WHAT THE TASK ASKS ::
Locate every line in the records below that contains the word "this", and copy each one.

══ GIVEN ENTRIES ══

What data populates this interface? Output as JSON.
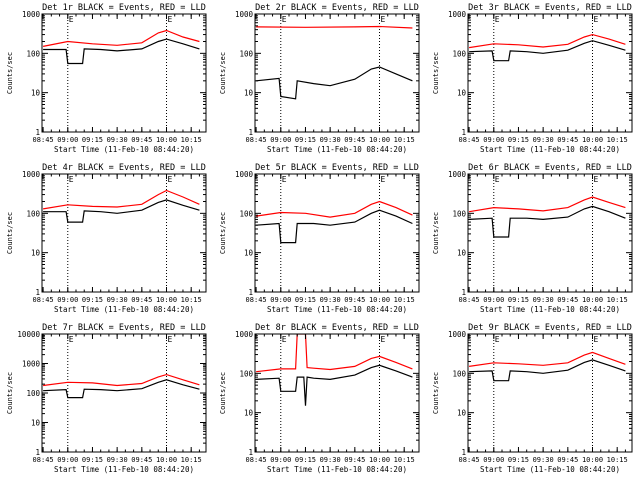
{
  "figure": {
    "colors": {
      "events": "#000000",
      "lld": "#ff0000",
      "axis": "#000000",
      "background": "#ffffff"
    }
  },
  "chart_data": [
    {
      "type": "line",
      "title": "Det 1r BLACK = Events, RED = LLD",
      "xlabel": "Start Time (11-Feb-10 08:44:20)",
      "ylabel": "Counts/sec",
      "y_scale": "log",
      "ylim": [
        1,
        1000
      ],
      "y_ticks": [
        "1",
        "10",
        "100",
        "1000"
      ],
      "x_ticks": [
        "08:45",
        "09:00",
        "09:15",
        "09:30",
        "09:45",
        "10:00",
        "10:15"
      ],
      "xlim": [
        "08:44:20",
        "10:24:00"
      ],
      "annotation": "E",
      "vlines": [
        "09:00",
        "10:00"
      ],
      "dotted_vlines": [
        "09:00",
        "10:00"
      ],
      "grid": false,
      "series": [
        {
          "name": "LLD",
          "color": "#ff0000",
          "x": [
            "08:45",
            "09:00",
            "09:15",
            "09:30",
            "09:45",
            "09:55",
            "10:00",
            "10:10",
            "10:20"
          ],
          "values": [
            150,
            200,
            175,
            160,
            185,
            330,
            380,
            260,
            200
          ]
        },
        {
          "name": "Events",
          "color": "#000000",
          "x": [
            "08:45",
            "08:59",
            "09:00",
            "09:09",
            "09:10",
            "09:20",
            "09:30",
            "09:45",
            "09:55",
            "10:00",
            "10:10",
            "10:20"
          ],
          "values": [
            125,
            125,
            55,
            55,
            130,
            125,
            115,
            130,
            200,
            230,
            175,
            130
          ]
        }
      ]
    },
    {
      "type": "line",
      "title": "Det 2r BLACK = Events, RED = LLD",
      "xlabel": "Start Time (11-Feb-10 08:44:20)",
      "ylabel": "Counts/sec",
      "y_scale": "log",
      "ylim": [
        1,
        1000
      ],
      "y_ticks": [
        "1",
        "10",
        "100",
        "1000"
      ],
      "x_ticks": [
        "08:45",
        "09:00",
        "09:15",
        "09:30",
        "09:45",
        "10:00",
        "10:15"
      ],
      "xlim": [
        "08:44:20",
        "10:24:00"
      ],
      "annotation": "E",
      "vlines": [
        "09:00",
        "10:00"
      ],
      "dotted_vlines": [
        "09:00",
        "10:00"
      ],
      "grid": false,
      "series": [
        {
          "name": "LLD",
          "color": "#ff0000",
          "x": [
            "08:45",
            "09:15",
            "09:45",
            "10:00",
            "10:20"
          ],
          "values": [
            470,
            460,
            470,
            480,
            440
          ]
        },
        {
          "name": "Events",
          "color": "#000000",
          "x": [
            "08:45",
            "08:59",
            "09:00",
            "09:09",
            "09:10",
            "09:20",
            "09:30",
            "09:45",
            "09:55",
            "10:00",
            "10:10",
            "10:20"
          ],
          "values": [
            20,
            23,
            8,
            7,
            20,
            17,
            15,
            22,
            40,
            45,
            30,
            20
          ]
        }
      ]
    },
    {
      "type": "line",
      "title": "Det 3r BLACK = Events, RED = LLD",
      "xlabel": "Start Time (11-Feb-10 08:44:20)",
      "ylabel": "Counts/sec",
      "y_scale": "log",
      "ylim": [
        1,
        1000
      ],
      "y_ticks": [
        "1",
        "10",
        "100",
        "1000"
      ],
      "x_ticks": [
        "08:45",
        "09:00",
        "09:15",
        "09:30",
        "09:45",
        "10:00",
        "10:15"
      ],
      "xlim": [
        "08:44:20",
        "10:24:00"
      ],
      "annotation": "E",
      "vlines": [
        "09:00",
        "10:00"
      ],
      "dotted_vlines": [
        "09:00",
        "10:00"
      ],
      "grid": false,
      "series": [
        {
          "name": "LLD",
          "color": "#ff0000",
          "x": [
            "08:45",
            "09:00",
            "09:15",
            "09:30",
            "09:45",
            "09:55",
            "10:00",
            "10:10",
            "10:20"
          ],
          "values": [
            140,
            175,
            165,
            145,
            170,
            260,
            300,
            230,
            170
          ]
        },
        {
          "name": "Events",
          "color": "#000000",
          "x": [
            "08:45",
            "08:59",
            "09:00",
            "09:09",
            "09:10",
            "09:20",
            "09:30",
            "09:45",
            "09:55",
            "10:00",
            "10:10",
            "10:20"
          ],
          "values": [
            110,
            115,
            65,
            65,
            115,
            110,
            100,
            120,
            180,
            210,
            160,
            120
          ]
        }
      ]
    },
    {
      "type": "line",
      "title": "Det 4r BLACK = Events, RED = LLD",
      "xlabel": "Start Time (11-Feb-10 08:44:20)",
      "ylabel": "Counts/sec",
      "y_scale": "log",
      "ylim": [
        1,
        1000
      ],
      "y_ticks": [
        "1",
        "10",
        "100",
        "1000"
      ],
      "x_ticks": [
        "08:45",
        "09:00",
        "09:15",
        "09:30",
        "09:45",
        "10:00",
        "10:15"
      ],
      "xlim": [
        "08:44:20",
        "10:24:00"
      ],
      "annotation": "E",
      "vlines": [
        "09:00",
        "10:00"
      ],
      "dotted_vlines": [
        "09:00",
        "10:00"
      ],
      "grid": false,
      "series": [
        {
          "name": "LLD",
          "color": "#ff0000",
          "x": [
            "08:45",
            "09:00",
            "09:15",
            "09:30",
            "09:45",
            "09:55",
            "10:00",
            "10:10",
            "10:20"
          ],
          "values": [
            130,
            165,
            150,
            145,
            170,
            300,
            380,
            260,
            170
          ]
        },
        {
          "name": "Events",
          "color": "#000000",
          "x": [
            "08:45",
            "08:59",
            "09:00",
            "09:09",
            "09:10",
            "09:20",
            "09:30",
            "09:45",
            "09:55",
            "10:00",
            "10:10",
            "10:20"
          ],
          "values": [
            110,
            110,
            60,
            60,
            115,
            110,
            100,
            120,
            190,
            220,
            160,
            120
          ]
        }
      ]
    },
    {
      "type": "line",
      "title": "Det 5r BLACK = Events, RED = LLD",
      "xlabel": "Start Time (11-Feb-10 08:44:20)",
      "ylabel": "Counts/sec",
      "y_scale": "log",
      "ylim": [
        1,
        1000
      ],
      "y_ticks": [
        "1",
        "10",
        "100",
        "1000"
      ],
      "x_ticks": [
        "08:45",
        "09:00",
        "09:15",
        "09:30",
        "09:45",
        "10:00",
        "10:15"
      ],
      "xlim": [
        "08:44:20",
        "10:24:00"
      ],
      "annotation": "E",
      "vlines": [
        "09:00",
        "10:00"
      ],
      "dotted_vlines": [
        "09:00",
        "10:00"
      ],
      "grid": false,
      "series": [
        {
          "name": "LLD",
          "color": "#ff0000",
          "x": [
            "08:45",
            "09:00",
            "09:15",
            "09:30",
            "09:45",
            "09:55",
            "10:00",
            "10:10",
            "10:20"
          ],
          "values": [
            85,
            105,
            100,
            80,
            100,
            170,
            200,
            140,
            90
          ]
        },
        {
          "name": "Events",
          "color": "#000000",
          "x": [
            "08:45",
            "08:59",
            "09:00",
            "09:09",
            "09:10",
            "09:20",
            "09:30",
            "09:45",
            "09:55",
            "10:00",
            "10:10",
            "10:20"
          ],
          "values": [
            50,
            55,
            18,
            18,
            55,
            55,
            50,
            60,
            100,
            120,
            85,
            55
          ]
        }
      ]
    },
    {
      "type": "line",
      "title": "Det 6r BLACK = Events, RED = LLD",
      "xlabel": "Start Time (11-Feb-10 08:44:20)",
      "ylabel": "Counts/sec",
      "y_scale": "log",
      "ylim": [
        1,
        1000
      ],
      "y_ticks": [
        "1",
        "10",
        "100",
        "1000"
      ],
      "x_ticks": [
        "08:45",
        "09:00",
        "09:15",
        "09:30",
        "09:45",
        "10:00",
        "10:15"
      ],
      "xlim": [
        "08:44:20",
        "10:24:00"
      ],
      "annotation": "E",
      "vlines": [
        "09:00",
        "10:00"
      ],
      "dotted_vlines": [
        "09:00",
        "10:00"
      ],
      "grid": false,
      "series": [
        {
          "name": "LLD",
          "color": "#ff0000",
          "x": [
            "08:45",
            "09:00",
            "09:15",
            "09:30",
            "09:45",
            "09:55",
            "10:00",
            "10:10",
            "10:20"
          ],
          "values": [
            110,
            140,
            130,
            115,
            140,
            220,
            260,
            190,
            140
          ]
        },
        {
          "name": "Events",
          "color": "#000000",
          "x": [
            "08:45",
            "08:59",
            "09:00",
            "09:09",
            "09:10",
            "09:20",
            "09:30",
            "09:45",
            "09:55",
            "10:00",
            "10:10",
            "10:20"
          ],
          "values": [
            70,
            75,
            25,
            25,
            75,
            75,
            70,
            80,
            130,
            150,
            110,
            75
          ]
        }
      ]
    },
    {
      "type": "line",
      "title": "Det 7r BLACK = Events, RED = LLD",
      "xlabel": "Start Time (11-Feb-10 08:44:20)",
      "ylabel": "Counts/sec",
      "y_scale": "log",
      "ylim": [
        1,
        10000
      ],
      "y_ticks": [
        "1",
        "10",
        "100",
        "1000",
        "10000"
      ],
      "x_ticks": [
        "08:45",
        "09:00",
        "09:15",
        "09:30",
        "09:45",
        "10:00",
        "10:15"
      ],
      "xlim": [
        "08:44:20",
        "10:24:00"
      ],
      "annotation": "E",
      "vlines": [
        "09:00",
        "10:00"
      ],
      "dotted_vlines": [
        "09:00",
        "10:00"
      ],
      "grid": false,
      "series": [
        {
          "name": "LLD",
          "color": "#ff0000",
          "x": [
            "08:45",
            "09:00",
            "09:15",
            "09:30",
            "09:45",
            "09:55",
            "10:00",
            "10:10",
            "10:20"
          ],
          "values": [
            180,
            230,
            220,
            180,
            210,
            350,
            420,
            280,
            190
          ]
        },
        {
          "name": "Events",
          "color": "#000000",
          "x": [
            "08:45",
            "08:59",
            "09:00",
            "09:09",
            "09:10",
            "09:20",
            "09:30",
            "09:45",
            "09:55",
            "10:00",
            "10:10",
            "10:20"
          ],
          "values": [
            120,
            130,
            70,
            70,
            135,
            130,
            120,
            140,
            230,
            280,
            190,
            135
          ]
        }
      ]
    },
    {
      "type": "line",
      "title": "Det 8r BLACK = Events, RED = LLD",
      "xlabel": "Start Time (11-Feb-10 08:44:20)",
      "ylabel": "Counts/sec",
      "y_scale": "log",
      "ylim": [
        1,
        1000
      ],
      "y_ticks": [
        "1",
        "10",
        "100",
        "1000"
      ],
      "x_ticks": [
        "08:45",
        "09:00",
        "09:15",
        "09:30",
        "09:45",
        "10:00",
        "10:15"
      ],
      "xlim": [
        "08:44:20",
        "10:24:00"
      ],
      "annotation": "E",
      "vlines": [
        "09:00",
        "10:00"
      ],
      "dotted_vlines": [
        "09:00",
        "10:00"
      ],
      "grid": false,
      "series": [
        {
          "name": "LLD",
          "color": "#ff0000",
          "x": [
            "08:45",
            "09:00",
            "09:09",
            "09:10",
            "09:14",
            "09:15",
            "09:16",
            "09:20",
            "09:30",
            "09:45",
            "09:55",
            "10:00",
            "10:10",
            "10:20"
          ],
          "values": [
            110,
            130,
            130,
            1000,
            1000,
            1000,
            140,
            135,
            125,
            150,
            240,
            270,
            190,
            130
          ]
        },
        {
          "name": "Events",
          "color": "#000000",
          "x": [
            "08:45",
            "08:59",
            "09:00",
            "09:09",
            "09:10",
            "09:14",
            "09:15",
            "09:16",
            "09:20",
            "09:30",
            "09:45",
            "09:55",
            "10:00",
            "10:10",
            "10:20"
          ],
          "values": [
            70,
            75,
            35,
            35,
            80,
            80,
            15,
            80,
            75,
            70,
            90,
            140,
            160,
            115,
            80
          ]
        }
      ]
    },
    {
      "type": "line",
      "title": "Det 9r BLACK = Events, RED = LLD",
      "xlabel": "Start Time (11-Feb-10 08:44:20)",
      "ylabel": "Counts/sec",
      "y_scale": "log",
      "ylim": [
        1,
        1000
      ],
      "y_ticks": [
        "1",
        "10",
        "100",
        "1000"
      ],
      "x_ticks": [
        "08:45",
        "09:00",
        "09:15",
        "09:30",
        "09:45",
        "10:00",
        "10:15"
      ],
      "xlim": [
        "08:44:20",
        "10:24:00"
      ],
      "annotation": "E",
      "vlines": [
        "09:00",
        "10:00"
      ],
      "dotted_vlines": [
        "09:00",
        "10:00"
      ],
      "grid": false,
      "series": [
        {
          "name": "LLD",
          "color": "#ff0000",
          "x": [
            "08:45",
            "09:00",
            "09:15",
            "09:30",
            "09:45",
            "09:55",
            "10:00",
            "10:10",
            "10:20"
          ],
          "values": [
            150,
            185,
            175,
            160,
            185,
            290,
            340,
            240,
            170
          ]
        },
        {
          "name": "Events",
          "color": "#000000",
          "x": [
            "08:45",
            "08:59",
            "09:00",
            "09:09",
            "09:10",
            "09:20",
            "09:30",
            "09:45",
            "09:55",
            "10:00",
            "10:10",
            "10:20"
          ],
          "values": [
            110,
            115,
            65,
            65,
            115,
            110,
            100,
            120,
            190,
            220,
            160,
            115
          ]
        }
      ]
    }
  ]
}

═══
══ GIVEN ENTRIES ══

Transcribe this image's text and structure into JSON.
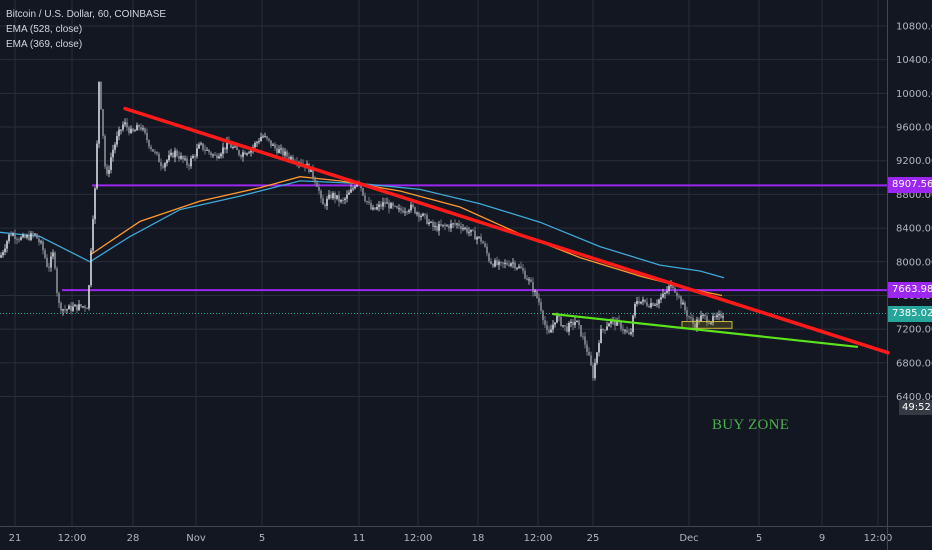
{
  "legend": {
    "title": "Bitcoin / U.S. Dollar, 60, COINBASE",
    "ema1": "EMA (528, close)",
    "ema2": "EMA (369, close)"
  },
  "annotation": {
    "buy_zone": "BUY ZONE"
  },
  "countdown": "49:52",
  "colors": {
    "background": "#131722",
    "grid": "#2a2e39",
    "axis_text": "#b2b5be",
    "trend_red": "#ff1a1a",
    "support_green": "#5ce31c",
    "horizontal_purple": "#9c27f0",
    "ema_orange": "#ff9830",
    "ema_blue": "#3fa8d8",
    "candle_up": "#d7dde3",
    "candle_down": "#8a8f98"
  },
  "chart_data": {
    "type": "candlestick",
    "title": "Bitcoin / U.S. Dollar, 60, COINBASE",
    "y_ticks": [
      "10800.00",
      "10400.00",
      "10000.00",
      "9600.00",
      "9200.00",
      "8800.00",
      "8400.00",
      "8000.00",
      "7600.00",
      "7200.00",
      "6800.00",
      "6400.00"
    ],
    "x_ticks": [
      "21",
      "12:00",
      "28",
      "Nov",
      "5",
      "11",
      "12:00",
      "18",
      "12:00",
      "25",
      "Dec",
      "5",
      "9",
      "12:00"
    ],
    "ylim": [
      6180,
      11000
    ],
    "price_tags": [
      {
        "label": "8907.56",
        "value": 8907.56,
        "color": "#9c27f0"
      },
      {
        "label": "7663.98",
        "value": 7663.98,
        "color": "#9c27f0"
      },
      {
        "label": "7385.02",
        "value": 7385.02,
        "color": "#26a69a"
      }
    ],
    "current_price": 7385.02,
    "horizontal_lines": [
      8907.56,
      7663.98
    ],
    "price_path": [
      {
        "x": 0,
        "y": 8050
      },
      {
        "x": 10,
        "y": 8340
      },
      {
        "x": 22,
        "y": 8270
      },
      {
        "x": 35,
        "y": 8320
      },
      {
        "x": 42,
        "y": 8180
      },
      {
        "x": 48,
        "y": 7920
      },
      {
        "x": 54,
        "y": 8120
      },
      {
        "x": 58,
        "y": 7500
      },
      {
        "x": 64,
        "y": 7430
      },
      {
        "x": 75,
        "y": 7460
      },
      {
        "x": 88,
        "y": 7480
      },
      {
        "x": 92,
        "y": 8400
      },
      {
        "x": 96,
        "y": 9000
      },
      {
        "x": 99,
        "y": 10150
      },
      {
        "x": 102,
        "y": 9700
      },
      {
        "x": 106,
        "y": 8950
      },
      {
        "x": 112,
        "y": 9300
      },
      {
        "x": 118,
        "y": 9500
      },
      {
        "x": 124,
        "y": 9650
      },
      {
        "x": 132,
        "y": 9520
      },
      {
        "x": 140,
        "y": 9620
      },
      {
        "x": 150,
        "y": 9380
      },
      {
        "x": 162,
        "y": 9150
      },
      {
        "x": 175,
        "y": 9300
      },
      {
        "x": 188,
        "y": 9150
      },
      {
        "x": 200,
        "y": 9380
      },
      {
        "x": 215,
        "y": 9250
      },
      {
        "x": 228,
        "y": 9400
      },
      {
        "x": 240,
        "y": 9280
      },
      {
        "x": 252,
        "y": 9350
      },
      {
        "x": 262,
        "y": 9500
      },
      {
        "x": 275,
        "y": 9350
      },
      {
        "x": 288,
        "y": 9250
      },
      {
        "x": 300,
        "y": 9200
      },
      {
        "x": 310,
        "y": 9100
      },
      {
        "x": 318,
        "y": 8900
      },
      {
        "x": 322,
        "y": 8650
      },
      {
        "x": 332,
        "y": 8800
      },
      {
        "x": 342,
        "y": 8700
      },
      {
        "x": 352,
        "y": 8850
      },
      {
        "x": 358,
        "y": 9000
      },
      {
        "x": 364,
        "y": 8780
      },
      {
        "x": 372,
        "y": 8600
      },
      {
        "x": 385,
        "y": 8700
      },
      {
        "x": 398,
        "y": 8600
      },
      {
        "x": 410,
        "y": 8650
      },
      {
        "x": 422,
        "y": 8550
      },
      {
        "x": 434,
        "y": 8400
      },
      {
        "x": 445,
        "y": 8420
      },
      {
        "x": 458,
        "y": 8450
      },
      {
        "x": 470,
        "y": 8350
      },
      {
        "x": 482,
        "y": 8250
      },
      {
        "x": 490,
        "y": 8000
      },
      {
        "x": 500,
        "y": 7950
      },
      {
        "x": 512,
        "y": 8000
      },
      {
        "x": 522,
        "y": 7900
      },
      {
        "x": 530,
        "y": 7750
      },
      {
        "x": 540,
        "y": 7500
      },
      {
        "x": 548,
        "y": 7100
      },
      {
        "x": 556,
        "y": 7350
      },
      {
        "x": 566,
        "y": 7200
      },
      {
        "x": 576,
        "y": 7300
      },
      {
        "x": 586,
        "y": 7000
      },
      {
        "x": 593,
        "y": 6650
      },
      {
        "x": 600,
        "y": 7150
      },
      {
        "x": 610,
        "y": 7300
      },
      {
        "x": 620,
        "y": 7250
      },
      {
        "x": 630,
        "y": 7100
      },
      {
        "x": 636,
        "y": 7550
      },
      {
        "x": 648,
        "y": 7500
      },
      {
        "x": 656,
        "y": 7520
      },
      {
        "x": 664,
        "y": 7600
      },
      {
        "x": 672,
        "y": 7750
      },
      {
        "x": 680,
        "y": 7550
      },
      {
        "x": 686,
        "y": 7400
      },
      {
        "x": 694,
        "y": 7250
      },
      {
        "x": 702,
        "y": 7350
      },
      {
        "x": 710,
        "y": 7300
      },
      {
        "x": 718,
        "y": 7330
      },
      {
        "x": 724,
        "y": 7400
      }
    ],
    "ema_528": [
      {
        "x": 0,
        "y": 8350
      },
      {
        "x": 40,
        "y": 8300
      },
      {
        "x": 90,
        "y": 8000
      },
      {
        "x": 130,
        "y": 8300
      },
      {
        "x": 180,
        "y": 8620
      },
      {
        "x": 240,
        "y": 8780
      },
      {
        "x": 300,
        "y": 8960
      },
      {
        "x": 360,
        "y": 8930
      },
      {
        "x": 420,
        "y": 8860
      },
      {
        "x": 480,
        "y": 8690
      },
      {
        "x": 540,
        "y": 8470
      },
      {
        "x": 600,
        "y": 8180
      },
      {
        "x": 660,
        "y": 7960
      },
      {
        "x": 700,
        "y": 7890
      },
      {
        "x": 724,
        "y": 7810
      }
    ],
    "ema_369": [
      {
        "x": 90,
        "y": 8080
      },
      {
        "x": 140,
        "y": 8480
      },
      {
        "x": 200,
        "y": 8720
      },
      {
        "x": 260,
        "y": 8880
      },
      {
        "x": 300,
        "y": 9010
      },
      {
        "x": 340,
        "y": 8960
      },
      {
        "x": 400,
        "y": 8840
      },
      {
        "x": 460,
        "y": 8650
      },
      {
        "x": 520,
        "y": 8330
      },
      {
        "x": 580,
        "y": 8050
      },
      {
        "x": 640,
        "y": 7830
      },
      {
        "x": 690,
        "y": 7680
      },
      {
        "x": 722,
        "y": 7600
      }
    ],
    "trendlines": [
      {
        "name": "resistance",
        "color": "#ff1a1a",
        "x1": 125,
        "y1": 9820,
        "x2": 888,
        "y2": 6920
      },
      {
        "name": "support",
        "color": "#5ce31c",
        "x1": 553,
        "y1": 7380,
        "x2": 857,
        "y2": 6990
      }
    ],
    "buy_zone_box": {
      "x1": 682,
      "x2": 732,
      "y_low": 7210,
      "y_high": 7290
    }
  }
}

═══

RESPONSE TO THE EXERCISE ::
What data populates this interface? Output as JSON.
Transcribe this image's text and structure into JSON.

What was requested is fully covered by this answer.